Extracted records
........

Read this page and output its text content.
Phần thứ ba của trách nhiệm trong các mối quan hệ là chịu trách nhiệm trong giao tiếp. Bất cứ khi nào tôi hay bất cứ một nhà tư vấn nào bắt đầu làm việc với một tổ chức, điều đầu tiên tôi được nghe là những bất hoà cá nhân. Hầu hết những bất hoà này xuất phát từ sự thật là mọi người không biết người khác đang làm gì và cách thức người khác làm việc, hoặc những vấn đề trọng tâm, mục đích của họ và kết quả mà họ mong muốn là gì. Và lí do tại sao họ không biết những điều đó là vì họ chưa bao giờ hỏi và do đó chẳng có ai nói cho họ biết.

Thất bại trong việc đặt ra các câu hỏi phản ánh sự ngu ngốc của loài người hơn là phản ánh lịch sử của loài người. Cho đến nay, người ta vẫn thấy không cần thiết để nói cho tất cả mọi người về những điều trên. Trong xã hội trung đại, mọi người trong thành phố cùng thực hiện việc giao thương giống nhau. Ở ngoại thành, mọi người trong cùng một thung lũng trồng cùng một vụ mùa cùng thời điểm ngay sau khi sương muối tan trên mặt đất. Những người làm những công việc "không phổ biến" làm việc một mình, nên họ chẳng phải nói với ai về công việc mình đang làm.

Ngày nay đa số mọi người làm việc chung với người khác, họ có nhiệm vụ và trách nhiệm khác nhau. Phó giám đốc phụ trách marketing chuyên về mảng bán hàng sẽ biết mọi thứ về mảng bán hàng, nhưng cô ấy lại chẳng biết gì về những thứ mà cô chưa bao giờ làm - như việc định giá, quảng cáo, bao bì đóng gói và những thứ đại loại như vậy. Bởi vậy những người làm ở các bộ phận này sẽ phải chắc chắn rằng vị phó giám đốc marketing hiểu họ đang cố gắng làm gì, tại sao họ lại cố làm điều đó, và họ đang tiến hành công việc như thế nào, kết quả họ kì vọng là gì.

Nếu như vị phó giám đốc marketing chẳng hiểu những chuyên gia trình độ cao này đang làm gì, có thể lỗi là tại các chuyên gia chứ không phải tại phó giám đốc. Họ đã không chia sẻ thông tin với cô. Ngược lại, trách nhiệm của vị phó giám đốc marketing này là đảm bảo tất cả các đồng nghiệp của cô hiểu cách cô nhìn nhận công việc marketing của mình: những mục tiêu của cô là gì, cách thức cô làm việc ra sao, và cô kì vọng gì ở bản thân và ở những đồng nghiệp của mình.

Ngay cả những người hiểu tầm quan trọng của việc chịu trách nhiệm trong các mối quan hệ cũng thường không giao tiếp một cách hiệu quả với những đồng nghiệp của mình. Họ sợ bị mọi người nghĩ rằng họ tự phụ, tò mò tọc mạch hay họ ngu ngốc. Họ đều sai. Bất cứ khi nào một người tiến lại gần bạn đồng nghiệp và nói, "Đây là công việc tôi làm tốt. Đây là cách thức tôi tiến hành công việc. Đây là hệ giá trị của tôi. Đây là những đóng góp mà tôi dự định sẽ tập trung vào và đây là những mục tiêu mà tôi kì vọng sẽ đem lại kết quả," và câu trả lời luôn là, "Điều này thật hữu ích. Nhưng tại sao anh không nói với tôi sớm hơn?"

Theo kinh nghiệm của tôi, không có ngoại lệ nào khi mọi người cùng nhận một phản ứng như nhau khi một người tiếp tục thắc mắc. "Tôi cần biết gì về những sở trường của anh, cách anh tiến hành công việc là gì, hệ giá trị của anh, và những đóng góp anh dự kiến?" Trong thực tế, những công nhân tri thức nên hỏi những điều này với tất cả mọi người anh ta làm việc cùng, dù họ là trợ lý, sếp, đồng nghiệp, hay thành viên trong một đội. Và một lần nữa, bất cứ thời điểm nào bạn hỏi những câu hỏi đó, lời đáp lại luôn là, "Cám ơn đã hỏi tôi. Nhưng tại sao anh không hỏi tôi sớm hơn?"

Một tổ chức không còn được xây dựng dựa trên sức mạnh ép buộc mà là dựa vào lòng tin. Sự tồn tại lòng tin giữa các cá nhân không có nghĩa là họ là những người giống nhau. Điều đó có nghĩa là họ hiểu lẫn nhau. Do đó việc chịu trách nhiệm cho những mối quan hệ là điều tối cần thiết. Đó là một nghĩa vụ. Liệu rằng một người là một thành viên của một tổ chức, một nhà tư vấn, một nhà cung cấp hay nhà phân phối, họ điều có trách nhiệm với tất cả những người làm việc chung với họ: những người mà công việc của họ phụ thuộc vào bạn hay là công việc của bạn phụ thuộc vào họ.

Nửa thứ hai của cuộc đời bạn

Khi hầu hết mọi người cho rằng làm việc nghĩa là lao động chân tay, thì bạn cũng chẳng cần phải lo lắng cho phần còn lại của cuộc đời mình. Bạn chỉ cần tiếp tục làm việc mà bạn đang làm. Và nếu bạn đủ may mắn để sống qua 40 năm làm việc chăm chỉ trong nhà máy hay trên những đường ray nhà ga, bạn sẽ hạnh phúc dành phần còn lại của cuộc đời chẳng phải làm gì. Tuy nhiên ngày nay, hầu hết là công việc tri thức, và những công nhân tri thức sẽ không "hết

........

● **PROBLEM**
Produce an exact copy of the whole listing.

● **WRITTEN ANSWER**
Read this page and output its text content.
Phần thứ ba của trách nhiệm trong các mối quan hệ là chịu trách nhiệm trong giao tiếp. Bất cứ khi nào tôi hay bất cứ một nhà tư vấn nào bắt đầu làm việc với một tổ chức, điều đầu tiên tôi được nghe là những bất hoà cá nhân. Hầu hết những bất hoà này xuất phát từ sự thật là mọi người không biết người khác đang làm gì và cách thức người khác làm việc, hoặc những vấn đề trọng tâm, mục đích của họ và kết quả mà họ mong muốn là gì. Và lí do tại sao họ không biết những điều đó là vì họ chưa bao giờ hỏi và do đó chẳng có ai nói cho họ biết.

Thất bại trong việc đặt ra các câu hỏi phản ánh sự ngu ngốc của loài người hơn là phản ánh lịch sử của loài người. Cho đến nay, người ta vẫn thấy không cần thiết để nói cho tất cả mọi người về những điều trên. Trong xã hội trung đại, mọi người trong thành phố cùng thực hiện việc giao thương giống nhau. Ở ngoại thành, mọi người trong cùng một thung lũng trồng cùng một vụ mùa cùng thời điểm ngay sau khi sương muối tan trên mặt đất. Những người làm những công việc "không phổ biến" làm việc một mình, nên họ chẳng phải nói với ai về công việc mình đang làm.

Ngày nay đa số mọi người làm việc chung với người khác, họ có nhiệm vụ và trách nhiệm khác nhau. Phó giám đốc phụ trách marketing chuyên về mảng bán hàng sẽ biết mọi thứ về mảng bán hàng, nhưng cô ấy lại chẳng biết gì về những thứ mà cô chưa bao giờ làm - như việc định giá, quảng cáo, bao bì đóng gói và những thứ đại loại như vậy. Bởi vậy những người làm ở các bộ phận này sẽ phải chắc chắn rằng vị phó giám đốc marketing hiểu họ đang cố gắng làm gì, tại sao họ lại cố làm điều đó, và họ đang tiến hành công việc như thế nào, kết quả họ kì vọng là gì.

Nếu như vị phó giám đốc marketing chẳng hiểu những chuyên gia trình độ cao này đang làm gì, có thể lỗi là tại các chuyên gia chứ không phải tại phó giám đốc. Họ đã không chia sẻ thông tin với cô. Ngược lại, trách nhiệm của vị phó giám đốc marketing này là đảm bảo tất cả các đồng nghiệp của cô hiểu cách cô nhìn nhận công việc marketing của mình: những mục tiêu của cô là gì, cách thức cô làm việc ra sao, và cô kì vọng gì ở bản thân và ở những đồng nghiệp của mình.

Ngay cả những người hiểu tầm quan trọng của việc chịu trách nhiệm trong các mối quan hệ cũng thường không giao tiếp một cách hiệu quả với những đồng nghiệp của mình. Họ sợ bị mọi người nghĩ rằng họ tự phụ, tò mò tọc mạch hay họ ngu ngốc. Họ đều sai. Bất cứ khi nào một người tiến lại gần bạn đồng nghiệp và nói, "Đây là công việc tôi làm tốt. Đây là cách thức tôi tiến hành công việc. Đây là hệ giá trị của tôi. Đây là những đóng góp mà tôi dự định sẽ tập trung vào và đây là những mục tiêu mà tôi kì vọng sẽ đem lại kết quả," và câu trả lời luôn là, "Điều này thật hữu ích. Nhưng tại sao anh không nói với tôi sớm hơn?"

Theo kinh nghiệm của tôi, không có ngoại lệ nào khi mọi người cùng nhận một phản ứng như nhau khi một người tiếp tục thắc mắc. "Tôi cần biết gì về những sở trường của anh, cách anh tiến hành công việc là gì, hệ giá trị của anh, và những đóng góp anh dự kiến?" Trong thực tế, những công nhân tri thức nên hỏi những điều này với tất cả mọi người anh ta làm việc cùng, dù họ là trợ lý, sếp, đồng nghiệp, hay thành viên trong một đội. Và một lần nữa, bất cứ thời điểm nào bạn hỏi những câu hỏi đó, lời đáp lại luôn là, "Cám ơn đã hỏi tôi. Nhưng tại sao anh không hỏi tôi sớm hơn?"

Một tổ chức không còn được xây dựng dựa trên sức mạnh ép buộc mà là dựa vào lòng tin. Sự tồn tại lòng tin giữa các cá nhân không có nghĩa là họ là những người giống nhau. Điều đó có nghĩa là họ hiểu lẫn nhau. Do đó việc chịu trách nhiệm cho những mối quan hệ là điều tối cần thiết. Đó là một nghĩa vụ. Liệu rằng một người là một thành viên của một tổ chức, một nhà tư vấn, một nhà cung cấp hay nhà phân phối, họ điều có trách nhiệm với tất cả những người làm việc chung với họ: những người mà công việc của họ phụ thuộc vào bạn hay là công việc của bạn phụ thuộc vào họ.

Nửa thứ hai của cuộc đời bạn

Khi hầu hết mọi người cho rằng làm việc nghĩa là lao động chân tay, thì bạn cũng chẳng cần phải lo lắng cho phần còn lại của cuộc đời mình. Bạn chỉ cần tiếp tục làm việc mà bạn đang làm. Và nếu bạn đủ may mắn để sống qua 40 năm làm việc chăm chỉ trong nhà máy hay trên những đường ray nhà ga, bạn sẽ hạnh phúc dành phần còn lại của cuộc đời chẳng phải làm gì. Tuy nhiên ngày nay, hầu hết là công việc tri thức, và những công nhân tri thức sẽ không "hết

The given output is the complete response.